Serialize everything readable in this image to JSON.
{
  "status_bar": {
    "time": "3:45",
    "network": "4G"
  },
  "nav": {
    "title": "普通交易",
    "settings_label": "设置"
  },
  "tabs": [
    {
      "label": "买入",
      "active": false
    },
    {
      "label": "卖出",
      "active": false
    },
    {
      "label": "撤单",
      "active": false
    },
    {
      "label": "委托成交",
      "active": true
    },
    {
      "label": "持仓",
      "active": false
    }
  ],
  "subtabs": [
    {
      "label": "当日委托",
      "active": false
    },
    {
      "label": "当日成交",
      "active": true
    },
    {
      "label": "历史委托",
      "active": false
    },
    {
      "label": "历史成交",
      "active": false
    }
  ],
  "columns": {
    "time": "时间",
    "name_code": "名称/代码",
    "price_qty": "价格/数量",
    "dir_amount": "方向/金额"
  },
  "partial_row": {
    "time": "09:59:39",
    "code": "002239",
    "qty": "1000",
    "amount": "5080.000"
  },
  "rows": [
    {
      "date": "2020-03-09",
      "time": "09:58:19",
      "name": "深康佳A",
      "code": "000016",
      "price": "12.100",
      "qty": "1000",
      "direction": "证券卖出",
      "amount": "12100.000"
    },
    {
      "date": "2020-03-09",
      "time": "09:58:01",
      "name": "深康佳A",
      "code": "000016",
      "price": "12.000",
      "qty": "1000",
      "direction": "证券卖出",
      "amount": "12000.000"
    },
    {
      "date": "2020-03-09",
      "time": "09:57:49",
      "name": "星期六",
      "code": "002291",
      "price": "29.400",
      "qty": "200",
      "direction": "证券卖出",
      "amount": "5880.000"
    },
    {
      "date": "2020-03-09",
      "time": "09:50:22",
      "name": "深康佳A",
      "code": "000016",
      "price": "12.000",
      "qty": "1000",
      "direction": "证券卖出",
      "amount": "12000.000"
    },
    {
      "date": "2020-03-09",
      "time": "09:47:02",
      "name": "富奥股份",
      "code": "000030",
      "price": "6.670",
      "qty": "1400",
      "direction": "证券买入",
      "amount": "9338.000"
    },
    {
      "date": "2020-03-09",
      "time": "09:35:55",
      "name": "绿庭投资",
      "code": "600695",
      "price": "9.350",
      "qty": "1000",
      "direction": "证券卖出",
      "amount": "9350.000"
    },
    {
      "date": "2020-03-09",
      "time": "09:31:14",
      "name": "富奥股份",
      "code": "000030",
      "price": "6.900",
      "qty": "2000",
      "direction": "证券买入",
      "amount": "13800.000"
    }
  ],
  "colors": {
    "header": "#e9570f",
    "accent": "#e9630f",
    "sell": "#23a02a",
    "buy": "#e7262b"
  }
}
○ ○ ○ ○ ○ ○ ○
Goal of the exercise - Each line of the material must be restated exactly.

Solution for this problem -
Serialize everything readable in this image to JSON.
{
  "status_bar": {
    "time": "3:45",
    "network": "4G"
  },
  "nav": {
    "title": "普通交易",
    "settings_label": "设置"
  },
  "tabs": [
    {
      "label": "买入",
      "active": false
    },
    {
      "label": "卖出",
      "active": false
    },
    {
      "label": "撤单",
      "active": false
    },
    {
      "label": "委托成交",
      "active": true
    },
    {
      "label": "持仓",
      "active": false
    }
  ],
  "subtabs": [
    {
      "label": "当日委托",
      "active": false
    },
    {
      "label": "当日成交",
      "active": true
    },
    {
      "label": "历史委托",
      "active": false
    },
    {
      "label": "历史成交",
      "active": false
    }
  ],
  "columns": {
    "time": "时间",
    "name_code": "名称/代码",
    "price_qty": "价格/数量",
    "dir_amount": "方向/金额"
  },
  "partial_row": {
    "time": "09:59:39",
    "code": "002239",
    "qty": "1000",
    "amount": "5080.000"
  },
  "rows": [
    {
      "date": "2020-03-09",
      "time": "09:58:19",
      "name": "深康佳A",
      "code": "000016",
      "price": "12.100",
      "qty": "1000",
      "direction": "证券卖出",
      "amount": "12100.000"
    },
    {
      "date": "2020-03-09",
      "time": "09:58:01",
      "name": "深康佳A",
      "code": "000016",
      "price": "12.000",
      "qty": "1000",
      "direction": "证券卖出",
      "amount": "12000.000"
    },
    {
      "date": "2020-03-09",
      "time": "09:57:49",
      "name": "星期六",
      "code": "002291",
      "price": "29.400",
      "qty": "200",
      "direction": "证券卖出",
      "amount": "5880.000"
    },
    {
      "date": "2020-03-09",
      "time": "09:50:22",
      "name": "深康佳A",
      "code": "000016",
      "price": "12.000",
      "qty": "1000",
      "direction": "证券卖出",
      "amount": "12000.000"
    },
    {
      "date": "2020-03-09",
      "time": "09:47:02",
      "name": "富奥股份",
      "code": "000030",
      "price": "6.670",
      "qty": "1400",
      "direction": "证券买入",
      "amount": "9338.000"
    },
    {
      "date": "2020-03-09",
      "time": "09:35:55",
      "name": "绿庭投资",
      "code": "600695",
      "price": "9.350",
      "qty": "1000",
      "direction": "证券卖出",
      "amount": "9350.000"
    },
    {
      "date": "2020-03-09",
      "time": "09:31:14",
      "name": "富奥股份",
      "code": "000030",
      "price": "6.900",
      "qty": "2000",
      "direction": "证券买入",
      "amount": "13800.000"
    }
  ],
  "colors": {
    "header": "#e9570f",
    "accent": "#e9630f",
    "sell": "#23a02a",
    "buy": "#e7262b"
  }
}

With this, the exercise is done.